Check every line of the entries below for the word "SRMTID", and copy the ones that have it.

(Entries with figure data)

· · ·

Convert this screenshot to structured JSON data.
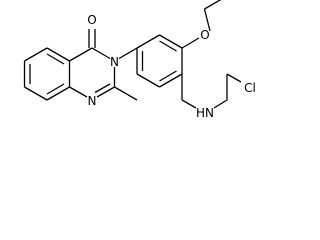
{
  "atoms": [
    {
      "label": "O"
    },
    {
      "label": "N"
    },
    {
      "label": "N"
    },
    {
      "label": "O"
    },
    {
      "label": "HN"
    },
    {
      "label": "Cl"
    }
  ]
}
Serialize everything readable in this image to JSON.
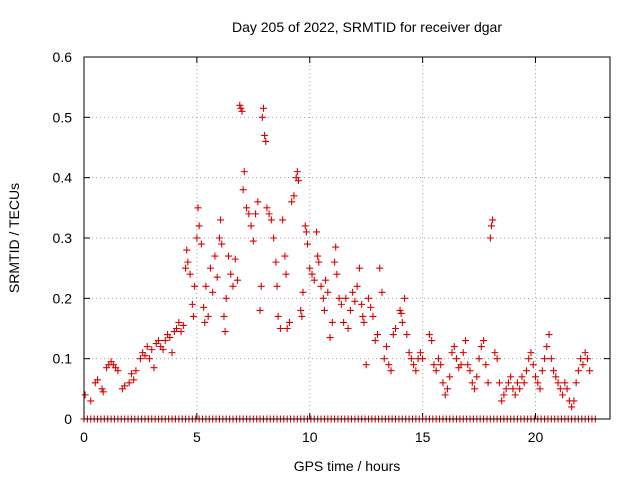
{
  "chart_data": {
    "type": "scatter",
    "title": "Day 205 of 2022, SRMTID for receiver dgar",
    "xlabel": "GPS time / hours",
    "ylabel": "SRMTID / TECUs",
    "xlim": [
      0,
      23.3
    ],
    "ylim": [
      0,
      0.6
    ],
    "xticks": [
      0,
      5,
      10,
      15,
      20
    ],
    "xtick_labels": [
      "0",
      "5",
      "10",
      "15",
      "20"
    ],
    "yticks": [
      0,
      0.1,
      0.2,
      0.3,
      0.4,
      0.5,
      0.6
    ],
    "ytick_labels": [
      "0",
      "0.1",
      "0.2",
      "0.3",
      "0.4",
      "0.5",
      "0.6"
    ],
    "grid": true,
    "marker": "plus",
    "color": "#dd0000",
    "baseline": {
      "y": 0,
      "x_start": 0,
      "x_end": 22.7,
      "x_step": 0.15
    },
    "series": [
      {
        "name": "SRMTID",
        "points": [
          [
            0.05,
            0.04
          ],
          [
            0.3,
            0.03
          ],
          [
            0.5,
            0.06
          ],
          [
            0.6,
            0.065
          ],
          [
            0.8,
            0.05
          ],
          [
            0.85,
            0.045
          ],
          [
            1.0,
            0.085
          ],
          [
            1.1,
            0.09
          ],
          [
            1.2,
            0.095
          ],
          [
            1.3,
            0.09
          ],
          [
            1.4,
            0.085
          ],
          [
            1.5,
            0.08
          ],
          [
            1.7,
            0.05
          ],
          [
            1.8,
            0.055
          ],
          [
            2.0,
            0.06
          ],
          [
            2.1,
            0.075
          ],
          [
            2.2,
            0.065
          ],
          [
            2.3,
            0.08
          ],
          [
            2.5,
            0.1
          ],
          [
            2.6,
            0.11
          ],
          [
            2.7,
            0.105
          ],
          [
            2.8,
            0.12
          ],
          [
            2.9,
            0.1
          ],
          [
            3.0,
            0.115
          ],
          [
            3.1,
            0.085
          ],
          [
            3.2,
            0.125
          ],
          [
            3.3,
            0.13
          ],
          [
            3.4,
            0.12
          ],
          [
            3.5,
            0.115
          ],
          [
            3.6,
            0.13
          ],
          [
            3.7,
            0.14
          ],
          [
            3.8,
            0.135
          ],
          [
            3.9,
            0.11
          ],
          [
            4.0,
            0.145
          ],
          [
            4.1,
            0.15
          ],
          [
            4.2,
            0.16
          ],
          [
            4.3,
            0.145
          ],
          [
            4.4,
            0.155
          ],
          [
            4.5,
            0.25
          ],
          [
            4.55,
            0.28
          ],
          [
            4.6,
            0.26
          ],
          [
            4.7,
            0.24
          ],
          [
            4.8,
            0.19
          ],
          [
            4.85,
            0.17
          ],
          [
            4.9,
            0.22
          ],
          [
            5.0,
            0.3
          ],
          [
            5.05,
            0.35
          ],
          [
            5.1,
            0.32
          ],
          [
            5.2,
            0.29
          ],
          [
            5.3,
            0.185
          ],
          [
            5.35,
            0.16
          ],
          [
            5.4,
            0.22
          ],
          [
            5.5,
            0.17
          ],
          [
            5.6,
            0.25
          ],
          [
            5.7,
            0.21
          ],
          [
            5.8,
            0.27
          ],
          [
            5.9,
            0.235
          ],
          [
            6.0,
            0.3
          ],
          [
            6.05,
            0.33
          ],
          [
            6.1,
            0.29
          ],
          [
            6.2,
            0.17
          ],
          [
            6.25,
            0.145
          ],
          [
            6.3,
            0.2
          ],
          [
            6.4,
            0.27
          ],
          [
            6.5,
            0.24
          ],
          [
            6.6,
            0.22
          ],
          [
            6.7,
            0.265
          ],
          [
            6.8,
            0.23
          ],
          [
            6.9,
            0.52
          ],
          [
            6.95,
            0.515
          ],
          [
            7.0,
            0.51
          ],
          [
            7.05,
            0.38
          ],
          [
            7.1,
            0.41
          ],
          [
            7.2,
            0.35
          ],
          [
            7.3,
            0.34
          ],
          [
            7.4,
            0.32
          ],
          [
            7.5,
            0.295
          ],
          [
            7.6,
            0.34
          ],
          [
            7.7,
            0.36
          ],
          [
            7.8,
            0.18
          ],
          [
            7.85,
            0.22
          ],
          [
            7.9,
            0.5
          ],
          [
            7.95,
            0.515
          ],
          [
            8.0,
            0.47
          ],
          [
            8.05,
            0.46
          ],
          [
            8.1,
            0.35
          ],
          [
            8.2,
            0.34
          ],
          [
            8.3,
            0.33
          ],
          [
            8.4,
            0.3
          ],
          [
            8.5,
            0.26
          ],
          [
            8.55,
            0.22
          ],
          [
            8.6,
            0.17
          ],
          [
            8.7,
            0.15
          ],
          [
            8.8,
            0.33
          ],
          [
            8.9,
            0.27
          ],
          [
            8.95,
            0.24
          ],
          [
            9.0,
            0.15
          ],
          [
            9.1,
            0.16
          ],
          [
            9.2,
            0.36
          ],
          [
            9.3,
            0.37
          ],
          [
            9.4,
            0.4
          ],
          [
            9.45,
            0.41
          ],
          [
            9.5,
            0.395
          ],
          [
            9.6,
            0.18
          ],
          [
            9.65,
            0.17
          ],
          [
            9.7,
            0.21
          ],
          [
            9.8,
            0.32
          ],
          [
            9.85,
            0.31
          ],
          [
            9.9,
            0.29
          ],
          [
            10.0,
            0.25
          ],
          [
            10.1,
            0.24
          ],
          [
            10.2,
            0.23
          ],
          [
            10.3,
            0.31
          ],
          [
            10.35,
            0.27
          ],
          [
            10.4,
            0.26
          ],
          [
            10.5,
            0.22
          ],
          [
            10.6,
            0.2
          ],
          [
            10.65,
            0.18
          ],
          [
            10.7,
            0.23
          ],
          [
            10.8,
            0.21
          ],
          [
            10.9,
            0.135
          ],
          [
            11.0,
            0.16
          ],
          [
            11.1,
            0.26
          ],
          [
            11.15,
            0.285
          ],
          [
            11.2,
            0.24
          ],
          [
            11.3,
            0.2
          ],
          [
            11.4,
            0.19
          ],
          [
            11.5,
            0.16
          ],
          [
            11.6,
            0.2
          ],
          [
            11.7,
            0.15
          ],
          [
            11.8,
            0.18
          ],
          [
            11.9,
            0.21
          ],
          [
            12.0,
            0.195
          ],
          [
            12.1,
            0.22
          ],
          [
            12.2,
            0.25
          ],
          [
            12.3,
            0.19
          ],
          [
            12.35,
            0.17
          ],
          [
            12.4,
            0.16
          ],
          [
            12.5,
            0.09
          ],
          [
            12.6,
            0.2
          ],
          [
            12.7,
            0.185
          ],
          [
            12.8,
            0.17
          ],
          [
            12.9,
            0.13
          ],
          [
            13.0,
            0.14
          ],
          [
            13.1,
            0.25
          ],
          [
            13.2,
            0.21
          ],
          [
            13.3,
            0.1
          ],
          [
            13.4,
            0.12
          ],
          [
            13.5,
            0.09
          ],
          [
            13.6,
            0.08
          ],
          [
            13.7,
            0.14
          ],
          [
            13.8,
            0.15
          ],
          [
            14.0,
            0.18
          ],
          [
            14.05,
            0.175
          ],
          [
            14.1,
            0.16
          ],
          [
            14.2,
            0.2
          ],
          [
            14.3,
            0.14
          ],
          [
            14.4,
            0.11
          ],
          [
            14.5,
            0.1
          ],
          [
            14.6,
            0.09
          ],
          [
            14.7,
            0.08
          ],
          [
            14.8,
            0.1
          ],
          [
            14.9,
            0.11
          ],
          [
            15.0,
            0.1
          ],
          [
            15.3,
            0.14
          ],
          [
            15.4,
            0.13
          ],
          [
            15.5,
            0.09
          ],
          [
            15.6,
            0.08
          ],
          [
            15.7,
            0.1
          ],
          [
            15.8,
            0.09
          ],
          [
            15.9,
            0.06
          ],
          [
            16.0,
            0.04
          ],
          [
            16.1,
            0.05
          ],
          [
            16.2,
            0.07
          ],
          [
            16.3,
            0.11
          ],
          [
            16.4,
            0.12
          ],
          [
            16.5,
            0.1
          ],
          [
            16.6,
            0.085
          ],
          [
            16.7,
            0.09
          ],
          [
            16.8,
            0.11
          ],
          [
            16.9,
            0.13
          ],
          [
            17.0,
            0.09
          ],
          [
            17.1,
            0.08
          ],
          [
            17.2,
            0.06
          ],
          [
            17.3,
            0.05
          ],
          [
            17.4,
            0.07
          ],
          [
            17.5,
            0.1
          ],
          [
            17.6,
            0.12
          ],
          [
            17.7,
            0.13
          ],
          [
            17.8,
            0.09
          ],
          [
            17.9,
            0.06
          ],
          [
            18.0,
            0.3
          ],
          [
            18.05,
            0.32
          ],
          [
            18.1,
            0.33
          ],
          [
            18.2,
            0.11
          ],
          [
            18.3,
            0.1
          ],
          [
            18.4,
            0.06
          ],
          [
            18.5,
            0.03
          ],
          [
            18.6,
            0.04
          ],
          [
            18.7,
            0.05
          ],
          [
            18.8,
            0.06
          ],
          [
            18.9,
            0.07
          ],
          [
            19.0,
            0.05
          ],
          [
            19.1,
            0.04
          ],
          [
            19.2,
            0.06
          ],
          [
            19.3,
            0.05
          ],
          [
            19.4,
            0.07
          ],
          [
            19.5,
            0.06
          ],
          [
            19.6,
            0.08
          ],
          [
            19.7,
            0.1
          ],
          [
            19.8,
            0.11
          ],
          [
            19.9,
            0.09
          ],
          [
            20.0,
            0.07
          ],
          [
            20.1,
            0.06
          ],
          [
            20.2,
            0.05
          ],
          [
            20.3,
            0.08
          ],
          [
            20.4,
            0.1
          ],
          [
            20.5,
            0.12
          ],
          [
            20.6,
            0.14
          ],
          [
            20.7,
            0.1
          ],
          [
            20.8,
            0.08
          ],
          [
            20.9,
            0.07
          ],
          [
            21.0,
            0.06
          ],
          [
            21.1,
            0.05
          ],
          [
            21.2,
            0.04
          ],
          [
            21.3,
            0.06
          ],
          [
            21.4,
            0.05
          ],
          [
            21.5,
            0.03
          ],
          [
            21.6,
            0.02
          ],
          [
            21.7,
            0.03
          ],
          [
            21.8,
            0.06
          ],
          [
            21.9,
            0.08
          ],
          [
            22.0,
            0.1
          ],
          [
            22.1,
            0.09
          ],
          [
            22.2,
            0.11
          ],
          [
            22.3,
            0.1
          ],
          [
            22.4,
            0.08
          ]
        ]
      }
    ]
  }
}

· · ·

**RESULT:**
    "title": "Day 205 of 2022, SRMTID for receiver dgar",
    "ylabel": "SRMTID / TECUs",
        "name": "SRMTID",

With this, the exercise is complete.